== Dataset ==
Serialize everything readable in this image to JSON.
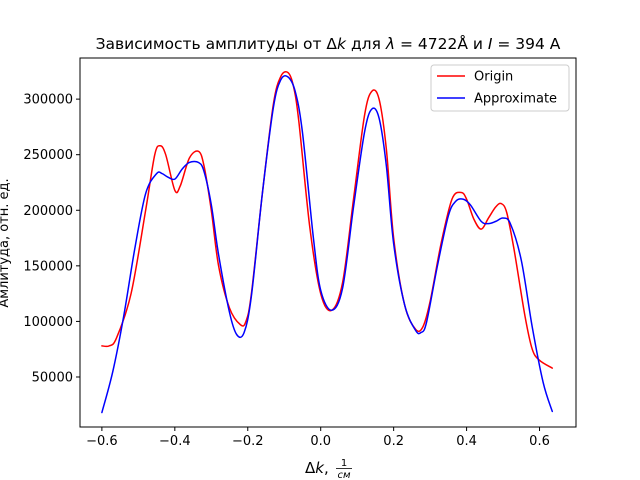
{
  "chart_data": {
    "type": "line",
    "title_parts": [
      "Зависимость амплитуды от Δ",
      "k",
      " для ",
      "λ",
      " = 4722",
      "Å",
      " и ",
      "I",
      " = 394 А"
    ],
    "xlabel_parts": [
      "Δ",
      "k",
      ", "
    ],
    "xlabel_fraction": {
      "num": "1",
      "den": "см"
    },
    "ylabel": "Амлитуда, отн. ед.",
    "xlim": [
      -0.66,
      0.7
    ],
    "ylim": [
      5000,
      337000
    ],
    "xticks": [
      -0.6,
      -0.4,
      -0.2,
      0.0,
      0.2,
      0.4,
      0.6
    ],
    "xtick_labels": [
      "−0.6",
      "−0.4",
      "−0.2",
      "0.0",
      "0.2",
      "0.4",
      "0.6"
    ],
    "yticks": [
      50000,
      100000,
      150000,
      200000,
      250000,
      300000
    ],
    "ytick_labels": [
      "50000",
      "100000",
      "150000",
      "200000",
      "250000",
      "300000"
    ],
    "grid": false,
    "legend_position": "top-right",
    "series": [
      {
        "name": "Origin",
        "color": "#ff0000",
        "x": [
          -0.6,
          -0.58,
          -0.56,
          -0.52,
          -0.48,
          -0.455,
          -0.44,
          -0.425,
          -0.4,
          -0.385,
          -0.36,
          -0.335,
          -0.32,
          -0.3,
          -0.28,
          -0.25,
          -0.22,
          -0.205,
          -0.19,
          -0.16,
          -0.13,
          -0.11,
          -0.09,
          -0.075,
          -0.06,
          -0.03,
          0.0,
          0.03,
          0.06,
          0.09,
          0.12,
          0.14,
          0.16,
          0.18,
          0.2,
          0.23,
          0.26,
          0.28,
          0.3,
          0.33,
          0.36,
          0.385,
          0.4,
          0.42,
          0.44,
          0.46,
          0.48,
          0.495,
          0.51,
          0.53,
          0.56,
          0.58,
          0.6,
          0.635
        ],
        "y": [
          78000,
          78000,
          85000,
          125000,
          200000,
          250000,
          258000,
          250000,
          218000,
          222000,
          247000,
          253000,
          240000,
          200000,
          150000,
          112000,
          97000,
          100000,
          125000,
          215000,
          295000,
          320000,
          324000,
          312000,
          280000,
          185000,
          125000,
          110000,
          135000,
          210000,
          285000,
          307000,
          300000,
          255000,
          175000,
          115000,
          93000,
          95000,
          118000,
          170000,
          210000,
          216000,
          210000,
          192000,
          183000,
          193000,
          203000,
          206000,
          198000,
          165000,
          105000,
          75000,
          65000,
          58000
        ]
      },
      {
        "name": "Approximate",
        "color": "#0000ff",
        "x": [
          -0.6,
          -0.57,
          -0.54,
          -0.51,
          -0.48,
          -0.45,
          -0.435,
          -0.42,
          -0.4,
          -0.38,
          -0.36,
          -0.335,
          -0.32,
          -0.3,
          -0.28,
          -0.25,
          -0.23,
          -0.21,
          -0.19,
          -0.16,
          -0.13,
          -0.11,
          -0.09,
          -0.07,
          -0.05,
          -0.02,
          0.0,
          0.03,
          0.06,
          0.09,
          0.12,
          0.14,
          0.16,
          0.18,
          0.2,
          0.23,
          0.26,
          0.275,
          0.29,
          0.32,
          0.35,
          0.37,
          0.39,
          0.41,
          0.44,
          0.46,
          0.48,
          0.5,
          0.52,
          0.55,
          0.58,
          0.61,
          0.635
        ],
        "y": [
          18000,
          55000,
          105000,
          165000,
          215000,
          233000,
          233000,
          230000,
          228000,
          237000,
          243000,
          243000,
          235000,
          205000,
          160000,
          108000,
          88000,
          90000,
          123000,
          215000,
          292000,
          317000,
          320000,
          307000,
          270000,
          175000,
          128000,
          110000,
          130000,
          203000,
          270000,
          291000,
          283000,
          240000,
          170000,
          115000,
          92000,
          90000,
          99000,
          150000,
          195000,
          208000,
          210000,
          205000,
          190000,
          188000,
          190000,
          193000,
          188000,
          155000,
          95000,
          45000,
          19000
        ]
      }
    ]
  }
}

== Set task ==
Quote the records in full and exactly; skip any image.

== Result of the exercise ==
Serialize everything readable in this image to JSON.
{
  "chart_data": {
    "type": "line",
    "title_parts": [
      "Зависимость амплитуды от Δ",
      "k",
      " для ",
      "λ",
      " = 4722",
      "Å",
      " и ",
      "I",
      " = 394 А"
    ],
    "xlabel_parts": [
      "Δ",
      "k",
      ", "
    ],
    "xlabel_fraction": {
      "num": "1",
      "den": "см"
    },
    "ylabel": "Амлитуда, отн. ед.",
    "xlim": [
      -0.66,
      0.7
    ],
    "ylim": [
      5000,
      337000
    ],
    "xticks": [
      -0.6,
      -0.4,
      -0.2,
      0.0,
      0.2,
      0.4,
      0.6
    ],
    "xtick_labels": [
      "−0.6",
      "−0.4",
      "−0.2",
      "0.0",
      "0.2",
      "0.4",
      "0.6"
    ],
    "yticks": [
      50000,
      100000,
      150000,
      200000,
      250000,
      300000
    ],
    "ytick_labels": [
      "50000",
      "100000",
      "150000",
      "200000",
      "250000",
      "300000"
    ],
    "grid": false,
    "legend_position": "top-right",
    "series": [
      {
        "name": "Origin",
        "color": "#ff0000",
        "x": [
          -0.6,
          -0.58,
          -0.56,
          -0.52,
          -0.48,
          -0.455,
          -0.44,
          -0.425,
          -0.4,
          -0.385,
          -0.36,
          -0.335,
          -0.32,
          -0.3,
          -0.28,
          -0.25,
          -0.22,
          -0.205,
          -0.19,
          -0.16,
          -0.13,
          -0.11,
          -0.09,
          -0.075,
          -0.06,
          -0.03,
          0.0,
          0.03,
          0.06,
          0.09,
          0.12,
          0.14,
          0.16,
          0.18,
          0.2,
          0.23,
          0.26,
          0.28,
          0.3,
          0.33,
          0.36,
          0.385,
          0.4,
          0.42,
          0.44,
          0.46,
          0.48,
          0.495,
          0.51,
          0.53,
          0.56,
          0.58,
          0.6,
          0.635
        ],
        "y": [
          78000,
          78000,
          85000,
          125000,
          200000,
          250000,
          258000,
          250000,
          218000,
          222000,
          247000,
          253000,
          240000,
          200000,
          150000,
          112000,
          97000,
          100000,
          125000,
          215000,
          295000,
          320000,
          324000,
          312000,
          280000,
          185000,
          125000,
          110000,
          135000,
          210000,
          285000,
          307000,
          300000,
          255000,
          175000,
          115000,
          93000,
          95000,
          118000,
          170000,
          210000,
          216000,
          210000,
          192000,
          183000,
          193000,
          203000,
          206000,
          198000,
          165000,
          105000,
          75000,
          65000,
          58000
        ]
      },
      {
        "name": "Approximate",
        "color": "#0000ff",
        "x": [
          -0.6,
          -0.57,
          -0.54,
          -0.51,
          -0.48,
          -0.45,
          -0.435,
          -0.42,
          -0.4,
          -0.38,
          -0.36,
          -0.335,
          -0.32,
          -0.3,
          -0.28,
          -0.25,
          -0.23,
          -0.21,
          -0.19,
          -0.16,
          -0.13,
          -0.11,
          -0.09,
          -0.07,
          -0.05,
          -0.02,
          0.0,
          0.03,
          0.06,
          0.09,
          0.12,
          0.14,
          0.16,
          0.18,
          0.2,
          0.23,
          0.26,
          0.275,
          0.29,
          0.32,
          0.35,
          0.37,
          0.39,
          0.41,
          0.44,
          0.46,
          0.48,
          0.5,
          0.52,
          0.55,
          0.58,
          0.61,
          0.635
        ],
        "y": [
          18000,
          55000,
          105000,
          165000,
          215000,
          233000,
          233000,
          230000,
          228000,
          237000,
          243000,
          243000,
          235000,
          205000,
          160000,
          108000,
          88000,
          90000,
          123000,
          215000,
          292000,
          317000,
          320000,
          307000,
          270000,
          175000,
          128000,
          110000,
          130000,
          203000,
          270000,
          291000,
          283000,
          240000,
          170000,
          115000,
          92000,
          90000,
          99000,
          150000,
          195000,
          208000,
          210000,
          205000,
          190000,
          188000,
          190000,
          193000,
          188000,
          155000,
          95000,
          45000,
          19000
        ]
      }
    ]
  }
}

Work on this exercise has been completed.